EXTRACTED RECORDS:
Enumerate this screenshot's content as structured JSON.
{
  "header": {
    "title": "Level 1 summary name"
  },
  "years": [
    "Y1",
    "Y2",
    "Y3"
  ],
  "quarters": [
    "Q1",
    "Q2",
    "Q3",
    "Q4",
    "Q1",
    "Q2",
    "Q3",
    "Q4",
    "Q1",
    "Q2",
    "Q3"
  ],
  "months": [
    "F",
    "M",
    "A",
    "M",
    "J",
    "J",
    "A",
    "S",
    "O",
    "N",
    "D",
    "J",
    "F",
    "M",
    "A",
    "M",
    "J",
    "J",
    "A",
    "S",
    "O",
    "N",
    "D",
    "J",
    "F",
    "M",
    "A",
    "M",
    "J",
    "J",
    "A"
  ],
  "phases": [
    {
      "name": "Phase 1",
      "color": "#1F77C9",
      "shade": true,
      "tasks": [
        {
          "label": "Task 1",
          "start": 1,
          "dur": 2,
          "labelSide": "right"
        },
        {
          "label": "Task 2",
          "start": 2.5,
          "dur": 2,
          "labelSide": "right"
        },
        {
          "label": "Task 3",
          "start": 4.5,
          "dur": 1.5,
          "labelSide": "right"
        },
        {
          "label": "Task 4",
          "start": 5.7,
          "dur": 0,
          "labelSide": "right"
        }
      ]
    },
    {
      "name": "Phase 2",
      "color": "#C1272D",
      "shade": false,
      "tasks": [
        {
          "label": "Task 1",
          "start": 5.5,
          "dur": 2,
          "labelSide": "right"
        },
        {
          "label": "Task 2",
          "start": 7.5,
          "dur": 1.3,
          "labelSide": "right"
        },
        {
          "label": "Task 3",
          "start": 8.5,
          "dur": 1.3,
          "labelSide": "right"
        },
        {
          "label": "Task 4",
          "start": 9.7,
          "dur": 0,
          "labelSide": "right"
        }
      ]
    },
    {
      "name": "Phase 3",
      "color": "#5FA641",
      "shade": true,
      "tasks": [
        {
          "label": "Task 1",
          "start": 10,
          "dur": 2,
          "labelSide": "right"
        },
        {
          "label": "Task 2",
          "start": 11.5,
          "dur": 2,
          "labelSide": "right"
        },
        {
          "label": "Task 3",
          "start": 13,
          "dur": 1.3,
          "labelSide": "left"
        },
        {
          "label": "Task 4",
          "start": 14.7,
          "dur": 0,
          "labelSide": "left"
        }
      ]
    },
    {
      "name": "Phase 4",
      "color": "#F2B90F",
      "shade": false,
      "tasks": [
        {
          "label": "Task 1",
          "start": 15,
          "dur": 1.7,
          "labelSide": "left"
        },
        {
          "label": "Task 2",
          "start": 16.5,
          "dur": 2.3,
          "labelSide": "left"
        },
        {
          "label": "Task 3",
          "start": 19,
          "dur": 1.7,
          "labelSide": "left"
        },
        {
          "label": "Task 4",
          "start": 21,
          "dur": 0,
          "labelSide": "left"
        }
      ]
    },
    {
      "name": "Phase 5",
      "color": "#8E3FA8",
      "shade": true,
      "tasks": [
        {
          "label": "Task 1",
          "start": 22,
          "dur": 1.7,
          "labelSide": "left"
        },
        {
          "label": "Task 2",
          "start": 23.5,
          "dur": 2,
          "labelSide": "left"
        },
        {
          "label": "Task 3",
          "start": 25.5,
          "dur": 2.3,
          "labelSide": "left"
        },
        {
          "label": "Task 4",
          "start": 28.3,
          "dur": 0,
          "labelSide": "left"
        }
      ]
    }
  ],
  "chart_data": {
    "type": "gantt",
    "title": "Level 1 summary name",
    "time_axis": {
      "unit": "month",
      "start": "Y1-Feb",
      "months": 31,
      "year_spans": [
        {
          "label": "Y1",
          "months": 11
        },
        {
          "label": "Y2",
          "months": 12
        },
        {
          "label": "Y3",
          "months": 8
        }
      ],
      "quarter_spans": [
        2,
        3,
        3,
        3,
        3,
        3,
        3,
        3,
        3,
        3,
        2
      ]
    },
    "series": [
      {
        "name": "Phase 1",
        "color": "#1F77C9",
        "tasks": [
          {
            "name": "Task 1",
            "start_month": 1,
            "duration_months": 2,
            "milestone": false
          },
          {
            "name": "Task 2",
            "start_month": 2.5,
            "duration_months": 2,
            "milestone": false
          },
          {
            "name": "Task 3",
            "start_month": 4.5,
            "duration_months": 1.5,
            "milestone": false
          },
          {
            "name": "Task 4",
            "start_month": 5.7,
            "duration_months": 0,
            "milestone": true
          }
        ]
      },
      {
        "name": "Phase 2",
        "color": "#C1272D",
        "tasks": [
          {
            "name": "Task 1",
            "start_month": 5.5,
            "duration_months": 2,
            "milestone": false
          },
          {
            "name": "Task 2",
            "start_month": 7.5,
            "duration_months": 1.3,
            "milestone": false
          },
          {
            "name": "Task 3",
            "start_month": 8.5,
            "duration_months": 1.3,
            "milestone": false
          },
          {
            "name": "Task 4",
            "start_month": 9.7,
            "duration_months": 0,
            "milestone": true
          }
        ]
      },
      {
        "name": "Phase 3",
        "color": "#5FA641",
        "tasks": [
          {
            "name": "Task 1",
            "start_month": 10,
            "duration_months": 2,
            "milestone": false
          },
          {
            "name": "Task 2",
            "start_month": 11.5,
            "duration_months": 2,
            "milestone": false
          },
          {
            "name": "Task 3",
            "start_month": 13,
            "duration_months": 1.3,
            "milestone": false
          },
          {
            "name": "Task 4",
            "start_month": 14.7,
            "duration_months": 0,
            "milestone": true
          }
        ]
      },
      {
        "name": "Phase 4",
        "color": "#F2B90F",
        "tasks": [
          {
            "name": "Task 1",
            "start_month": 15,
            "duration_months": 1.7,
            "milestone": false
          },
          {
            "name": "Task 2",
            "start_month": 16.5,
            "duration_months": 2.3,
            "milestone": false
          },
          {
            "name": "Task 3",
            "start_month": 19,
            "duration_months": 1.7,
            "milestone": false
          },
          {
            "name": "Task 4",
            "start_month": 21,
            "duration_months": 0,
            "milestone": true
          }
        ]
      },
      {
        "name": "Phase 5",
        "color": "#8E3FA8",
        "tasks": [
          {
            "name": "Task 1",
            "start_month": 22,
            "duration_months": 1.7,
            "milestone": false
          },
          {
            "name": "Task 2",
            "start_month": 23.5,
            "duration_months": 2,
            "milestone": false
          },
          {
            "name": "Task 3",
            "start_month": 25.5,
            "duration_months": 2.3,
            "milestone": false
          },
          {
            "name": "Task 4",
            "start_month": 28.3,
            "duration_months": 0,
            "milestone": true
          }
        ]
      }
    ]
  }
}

REQUIRED TASK:
Using the listing above, show each line holding the string "summary".

RESULT BELOW:
    "title": "Level 1 summary name"
    "title": "Level 1 summary name",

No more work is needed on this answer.